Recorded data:
* * * * *

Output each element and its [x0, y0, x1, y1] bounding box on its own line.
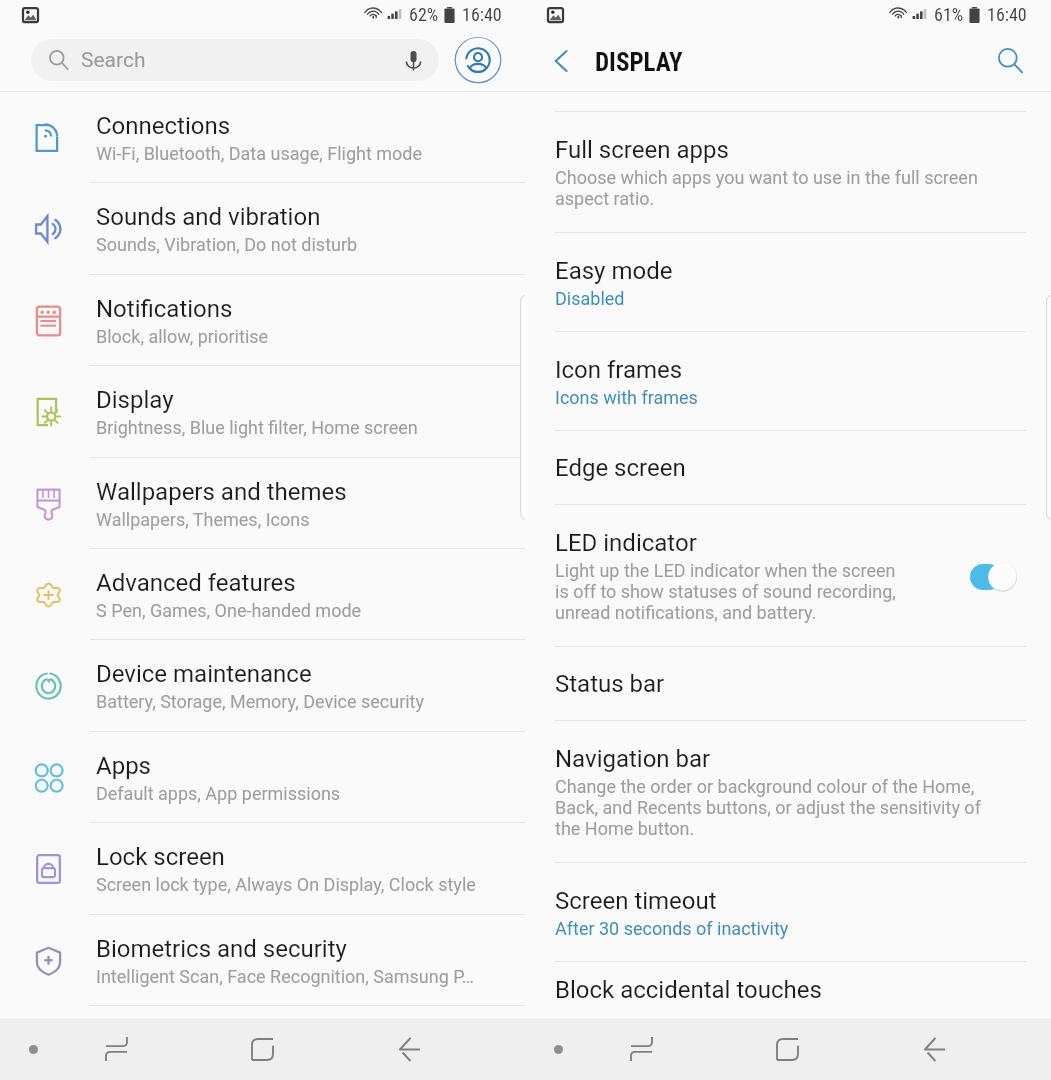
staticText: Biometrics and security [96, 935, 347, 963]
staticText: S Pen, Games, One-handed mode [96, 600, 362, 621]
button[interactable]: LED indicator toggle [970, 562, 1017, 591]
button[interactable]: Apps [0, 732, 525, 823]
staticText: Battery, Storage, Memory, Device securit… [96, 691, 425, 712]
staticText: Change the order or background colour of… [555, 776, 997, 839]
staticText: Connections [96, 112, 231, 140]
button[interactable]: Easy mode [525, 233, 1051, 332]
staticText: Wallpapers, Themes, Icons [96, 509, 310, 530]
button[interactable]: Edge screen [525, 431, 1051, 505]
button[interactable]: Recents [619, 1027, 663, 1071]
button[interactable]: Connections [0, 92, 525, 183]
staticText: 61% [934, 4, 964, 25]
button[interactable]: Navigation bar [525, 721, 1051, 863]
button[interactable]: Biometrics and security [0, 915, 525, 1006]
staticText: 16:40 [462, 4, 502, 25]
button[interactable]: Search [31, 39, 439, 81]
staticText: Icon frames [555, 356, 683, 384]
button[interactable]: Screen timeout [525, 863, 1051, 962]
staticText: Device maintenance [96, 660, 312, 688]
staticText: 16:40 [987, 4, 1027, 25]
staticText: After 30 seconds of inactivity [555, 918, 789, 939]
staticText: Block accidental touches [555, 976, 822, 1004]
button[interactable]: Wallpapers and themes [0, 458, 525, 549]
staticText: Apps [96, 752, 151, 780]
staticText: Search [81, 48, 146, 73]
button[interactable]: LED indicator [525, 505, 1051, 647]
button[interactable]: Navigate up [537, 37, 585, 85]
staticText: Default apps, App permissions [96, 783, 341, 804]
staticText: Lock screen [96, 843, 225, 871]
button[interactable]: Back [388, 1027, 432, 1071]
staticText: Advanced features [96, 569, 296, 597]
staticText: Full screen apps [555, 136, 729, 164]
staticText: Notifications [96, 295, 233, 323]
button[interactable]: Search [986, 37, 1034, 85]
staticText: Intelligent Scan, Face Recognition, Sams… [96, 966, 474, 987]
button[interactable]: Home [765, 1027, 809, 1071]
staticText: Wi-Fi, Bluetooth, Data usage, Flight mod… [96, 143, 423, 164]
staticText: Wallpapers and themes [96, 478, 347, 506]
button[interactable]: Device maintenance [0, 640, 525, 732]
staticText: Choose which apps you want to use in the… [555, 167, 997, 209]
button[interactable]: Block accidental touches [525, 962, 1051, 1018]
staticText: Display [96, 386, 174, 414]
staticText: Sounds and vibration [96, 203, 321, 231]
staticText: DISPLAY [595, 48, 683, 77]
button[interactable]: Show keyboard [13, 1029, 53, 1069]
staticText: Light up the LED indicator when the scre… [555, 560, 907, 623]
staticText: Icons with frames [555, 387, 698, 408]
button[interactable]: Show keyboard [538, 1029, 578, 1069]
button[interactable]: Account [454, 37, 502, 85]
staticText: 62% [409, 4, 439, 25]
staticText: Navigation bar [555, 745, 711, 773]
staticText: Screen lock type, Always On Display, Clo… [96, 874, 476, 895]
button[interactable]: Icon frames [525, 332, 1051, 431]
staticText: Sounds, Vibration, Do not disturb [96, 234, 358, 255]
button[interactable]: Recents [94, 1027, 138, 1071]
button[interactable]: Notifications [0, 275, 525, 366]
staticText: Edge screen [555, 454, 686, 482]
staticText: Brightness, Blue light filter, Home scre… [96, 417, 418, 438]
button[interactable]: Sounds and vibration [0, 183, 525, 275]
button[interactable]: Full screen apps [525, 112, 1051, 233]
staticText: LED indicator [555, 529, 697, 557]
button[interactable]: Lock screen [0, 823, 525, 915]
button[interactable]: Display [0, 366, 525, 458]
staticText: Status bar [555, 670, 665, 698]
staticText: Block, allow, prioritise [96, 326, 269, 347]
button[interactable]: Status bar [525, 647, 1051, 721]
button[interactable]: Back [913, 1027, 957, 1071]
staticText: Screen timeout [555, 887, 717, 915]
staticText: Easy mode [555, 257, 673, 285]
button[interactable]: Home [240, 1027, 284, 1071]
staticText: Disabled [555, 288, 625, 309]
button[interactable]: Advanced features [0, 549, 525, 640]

* * * * *

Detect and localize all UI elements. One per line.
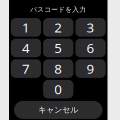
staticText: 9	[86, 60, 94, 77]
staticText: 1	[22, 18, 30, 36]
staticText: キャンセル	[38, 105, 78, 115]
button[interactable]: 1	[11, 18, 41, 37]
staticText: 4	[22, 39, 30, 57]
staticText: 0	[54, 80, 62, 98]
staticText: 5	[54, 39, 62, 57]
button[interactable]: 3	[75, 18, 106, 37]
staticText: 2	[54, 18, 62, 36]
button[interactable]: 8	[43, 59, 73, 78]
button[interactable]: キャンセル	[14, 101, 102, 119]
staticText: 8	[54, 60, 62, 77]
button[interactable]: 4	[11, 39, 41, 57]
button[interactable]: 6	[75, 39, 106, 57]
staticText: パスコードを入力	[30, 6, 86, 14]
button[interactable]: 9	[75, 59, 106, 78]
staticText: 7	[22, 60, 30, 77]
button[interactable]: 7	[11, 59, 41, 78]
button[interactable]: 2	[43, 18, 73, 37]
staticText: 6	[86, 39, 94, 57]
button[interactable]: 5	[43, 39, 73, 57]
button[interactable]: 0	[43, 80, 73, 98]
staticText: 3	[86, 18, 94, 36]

* * * * *

# WORK TO BE COMPLETED
Update everything from the line containing "60, 94, 77]" down to the line containing "59, 106, 78]" by replacing "キャンセル" with "Cancel", leaving all other text unchanged.

# THE COMPLETED TASK
staticText: 9	[86, 60, 94, 77]
staticText: 1	[22, 18, 30, 36]
staticText: Cancel	[38, 105, 78, 115]
button[interactable]: 1	[11, 18, 41, 37]
staticText: 4	[22, 39, 30, 57]
staticText: 0	[54, 80, 62, 98]
staticText: 5	[54, 39, 62, 57]
button[interactable]: 3	[75, 18, 106, 37]
staticText: 2	[54, 18, 62, 36]
button[interactable]: 8	[43, 59, 73, 78]
button[interactable]: Cancel	[14, 101, 102, 119]
staticText: 8	[54, 60, 62, 77]
button[interactable]: 4	[11, 39, 41, 57]
button[interactable]: 6	[75, 39, 106, 57]
staticText: パスコードを入力	[30, 6, 86, 14]
button[interactable]: 9	[75, 59, 106, 78]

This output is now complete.